Tuesday, April 16, 2013

Going Back In Time - Thetis Island Memories

This past Sunday was a bit like going back in time for Robyn and I as we joined the SISKA Energizer Paddle from Chemainus to Thetis Island. It was only a few weeks back that we did a similar trip with the Nanaimo Paddlers around the neighbouring Penelakut Island. Of course we also spent a lot of time on Thetis Island when her parents used to have places there.

Normally SISKA paddles are not held this far away from the waters of Victoria and this one was also longer in distance than most as well. Led by our Paddle Leader (Reale Emond) who like Robyn and I and others on the paddle, she is also is a member of the Nanaimo Paddlers so it kinda was like an inter-club paddle.

After a few days of stormy April weather the folks at Environment Canada sure nailed a good day for this outing. It doesn't get much better than 5 to 15 variable with a mix of sun and cloud. Come to think of it, Robyn and I haven't missed a paddle yet due to the weather exceeding the paddle guidelines. We must have weather karma or something.  :-)

Hard to believe that Saturday was a mix of wind and hail storms around Vancouver Island. Sunday was perfect!

Our group of 16 gathered at the Kinsman Park beach in Chemainus and prepared for 15.5 nm day ahead of us. There were such an assortment of kayaks being used this day from the usual touring kayaks (Current Designs, Delta, Wilderness, Pilgrim and others), a few greenland Tahe's and a couple of rotomold plastics like a Wilderness and my P&H Delphin 155.

I really debated taking the Delphin on such a long trip as I thought it might not be as comfortable as my Delta Expedition 15.5. Keeping in mind that I will be using the Delphin a lot over the next month in bigger conditions, I decided to see how it would impact my body.

Departing right on time at 10:00am the group made the 6 km (3.24 nm) crossing of Stuart Channel. Nearing Alarm Rock, Robyn and I decided to sprint ahead of the group so that we could get some pictures of them rounding the marker buoy.

Chemainus in the distance, the group reaches Alarm Rock and heads towards Telegraph Harbour
We paddled through Telegraph Harbour just after a Tofino Air deHavilland Beaver took off past us. I had a little smile on my face as she flew by as I had just been putting the finishing touches on some Beaver windshields that I made this past week at work. :-)

The group made our way through "The Cut" between Thetis and Penelakut Island. One of the paddlers asked the question about the cut being dredged . It was first dredge open for boats to pass through in 1905. Before that the two islands were joined by an extensive mudflat which can still be seen at low tide. Robyn and I also took the time to once again view her dad's former residence that is situated right on the cut. We both have very fond memories of times spent on Thetis Island and it was such a pleasure taking part in this different way of touring the island.

SET TASK 1:
Answer these from the Thetis Island paddle post:
(a) How many people gathered at the Kinsman Park beach in Chemainus?
(b) At what time did the group depart?
(c) In what year was The Cut first dredged open for boats to pass through?
SET TASK 2:
Reproduce the Thetis Island paddle post verbatim, everything from "This past Sunday" down to "an inter-club paddle.".

INFORMATION PROVIDED:
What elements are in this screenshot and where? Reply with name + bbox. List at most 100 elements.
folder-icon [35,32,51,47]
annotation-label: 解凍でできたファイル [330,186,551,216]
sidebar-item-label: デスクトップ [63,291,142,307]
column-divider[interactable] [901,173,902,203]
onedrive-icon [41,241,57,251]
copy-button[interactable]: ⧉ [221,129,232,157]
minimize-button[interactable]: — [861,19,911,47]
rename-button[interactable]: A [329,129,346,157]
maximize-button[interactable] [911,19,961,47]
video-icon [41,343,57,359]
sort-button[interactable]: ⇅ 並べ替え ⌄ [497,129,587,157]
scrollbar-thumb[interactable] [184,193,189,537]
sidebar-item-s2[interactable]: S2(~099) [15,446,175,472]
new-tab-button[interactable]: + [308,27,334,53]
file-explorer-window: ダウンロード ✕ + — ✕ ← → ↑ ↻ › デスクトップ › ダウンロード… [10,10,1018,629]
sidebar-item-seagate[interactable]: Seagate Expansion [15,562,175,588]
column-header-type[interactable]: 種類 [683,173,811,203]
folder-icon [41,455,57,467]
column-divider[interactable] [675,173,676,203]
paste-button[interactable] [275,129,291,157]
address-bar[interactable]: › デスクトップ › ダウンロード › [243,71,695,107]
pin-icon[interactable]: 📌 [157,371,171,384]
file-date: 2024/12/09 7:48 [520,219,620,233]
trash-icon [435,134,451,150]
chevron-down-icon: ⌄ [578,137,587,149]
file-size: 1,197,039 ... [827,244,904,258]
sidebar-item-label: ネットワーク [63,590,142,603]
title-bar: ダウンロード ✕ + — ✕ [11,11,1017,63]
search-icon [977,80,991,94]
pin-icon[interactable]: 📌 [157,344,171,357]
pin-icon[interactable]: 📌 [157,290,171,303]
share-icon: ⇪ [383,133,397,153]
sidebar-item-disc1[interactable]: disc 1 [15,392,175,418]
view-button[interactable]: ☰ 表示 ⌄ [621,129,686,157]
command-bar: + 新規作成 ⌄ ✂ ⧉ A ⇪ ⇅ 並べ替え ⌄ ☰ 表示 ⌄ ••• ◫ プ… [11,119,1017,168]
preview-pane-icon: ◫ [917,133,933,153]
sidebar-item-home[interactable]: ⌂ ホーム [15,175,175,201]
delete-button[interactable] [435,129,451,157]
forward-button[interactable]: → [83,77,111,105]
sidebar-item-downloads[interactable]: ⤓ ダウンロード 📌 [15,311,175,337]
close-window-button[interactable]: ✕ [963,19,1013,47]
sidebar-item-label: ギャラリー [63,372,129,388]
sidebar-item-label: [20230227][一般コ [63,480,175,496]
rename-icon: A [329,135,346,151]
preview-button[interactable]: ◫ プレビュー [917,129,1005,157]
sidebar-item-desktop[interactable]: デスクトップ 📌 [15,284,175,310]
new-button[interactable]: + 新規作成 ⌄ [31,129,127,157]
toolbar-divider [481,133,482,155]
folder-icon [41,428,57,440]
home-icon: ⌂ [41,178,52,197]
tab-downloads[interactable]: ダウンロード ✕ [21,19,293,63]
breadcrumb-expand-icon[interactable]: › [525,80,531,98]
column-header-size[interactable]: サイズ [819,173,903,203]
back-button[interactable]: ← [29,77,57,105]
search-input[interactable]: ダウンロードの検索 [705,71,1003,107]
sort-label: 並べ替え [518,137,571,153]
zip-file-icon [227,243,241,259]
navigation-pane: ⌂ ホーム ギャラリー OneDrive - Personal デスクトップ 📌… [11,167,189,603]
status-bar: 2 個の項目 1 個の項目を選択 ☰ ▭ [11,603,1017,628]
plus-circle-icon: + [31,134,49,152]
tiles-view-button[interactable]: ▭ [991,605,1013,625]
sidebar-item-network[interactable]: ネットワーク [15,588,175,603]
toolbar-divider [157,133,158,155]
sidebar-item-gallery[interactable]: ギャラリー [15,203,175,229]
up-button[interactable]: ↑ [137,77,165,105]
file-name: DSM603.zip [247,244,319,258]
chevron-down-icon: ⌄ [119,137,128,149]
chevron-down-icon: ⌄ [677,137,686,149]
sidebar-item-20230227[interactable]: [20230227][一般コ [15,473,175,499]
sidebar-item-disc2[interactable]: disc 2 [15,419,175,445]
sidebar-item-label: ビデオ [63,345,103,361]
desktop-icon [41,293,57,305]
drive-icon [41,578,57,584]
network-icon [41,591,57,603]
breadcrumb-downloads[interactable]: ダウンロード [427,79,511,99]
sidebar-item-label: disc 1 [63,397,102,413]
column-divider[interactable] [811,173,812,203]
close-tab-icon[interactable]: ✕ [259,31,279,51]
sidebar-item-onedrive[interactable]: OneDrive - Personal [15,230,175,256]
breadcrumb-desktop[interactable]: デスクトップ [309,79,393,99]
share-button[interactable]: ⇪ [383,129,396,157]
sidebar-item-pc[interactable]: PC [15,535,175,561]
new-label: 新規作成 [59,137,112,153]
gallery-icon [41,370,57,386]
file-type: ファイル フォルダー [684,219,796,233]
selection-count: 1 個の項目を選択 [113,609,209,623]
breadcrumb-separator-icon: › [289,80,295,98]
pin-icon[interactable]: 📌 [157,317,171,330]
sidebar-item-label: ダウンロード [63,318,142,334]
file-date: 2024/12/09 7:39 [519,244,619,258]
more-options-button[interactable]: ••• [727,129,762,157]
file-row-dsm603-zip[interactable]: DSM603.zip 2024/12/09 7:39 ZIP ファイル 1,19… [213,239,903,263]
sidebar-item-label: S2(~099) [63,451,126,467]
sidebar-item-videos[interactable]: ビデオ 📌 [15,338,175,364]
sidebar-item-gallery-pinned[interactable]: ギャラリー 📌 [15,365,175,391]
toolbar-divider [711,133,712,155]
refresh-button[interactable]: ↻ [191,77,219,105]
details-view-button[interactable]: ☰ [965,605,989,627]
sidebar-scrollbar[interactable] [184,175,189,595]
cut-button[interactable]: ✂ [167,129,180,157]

ANSWER 1:
(a) 16
(b) 10:00am
(c) 1905

ANSWER 2:
This past Sunday was a bit like going back in time for Robyn and I as we joined the SISKA Energizer Paddle from Chemainus to Thetis Island. It was only a few weeks back that we did a similar trip with the Nanaimo Paddlers around the neighbouring Penelakut Island. Of course we also spent a lot of time on Thetis Island when her parents used to have places there.

Normally SISKA paddles are not held this far away from the waters of Victoria and this one was also longer in distance than most as well. Led by our Paddle Leader (Reale Emond) who like Robyn and I and others on the paddle, she is also is a member of the Nanaimo Paddlers so it kinda was like an inter-club paddle.